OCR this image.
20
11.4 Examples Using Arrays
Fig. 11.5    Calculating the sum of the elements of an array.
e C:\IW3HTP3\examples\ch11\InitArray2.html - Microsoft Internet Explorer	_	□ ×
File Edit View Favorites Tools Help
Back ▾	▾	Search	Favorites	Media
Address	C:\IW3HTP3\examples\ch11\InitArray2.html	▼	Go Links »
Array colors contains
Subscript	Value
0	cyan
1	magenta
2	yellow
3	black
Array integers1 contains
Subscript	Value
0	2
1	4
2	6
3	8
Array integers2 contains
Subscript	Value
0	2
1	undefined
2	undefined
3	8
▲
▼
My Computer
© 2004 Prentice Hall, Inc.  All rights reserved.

### EXERCISE INSTRUCTIONS
Repeat every line of the material exactly as given.

### TASK SOLUTION
OCR this image.
20
11.4 Examples Using Arrays
Fig. 11.5    Calculating the sum of the elements of an array.
e C:\IW3HTP3\examples\ch11\InitArray2.html - Microsoft Internet Explorer	_	□ ×
File Edit View Favorites Tools Help
Back ▾	▾	Search	Favorites	Media
Address	C:\IW3HTP3\examples\ch11\InitArray2.html	▼	Go Links »
Array colors contains
Subscript	Value
0	cyan
1	magenta
2	yellow
3	black
Array integers1 contains
Subscript	Value
0	2
1	4
2	6
3	8
Array integers2 contains
Subscript	Value
0	2
1	undefined
2	undefined
3	8
▲
▼
My Computer
© 2004 Prentice Hall, Inc.  All rights reserved.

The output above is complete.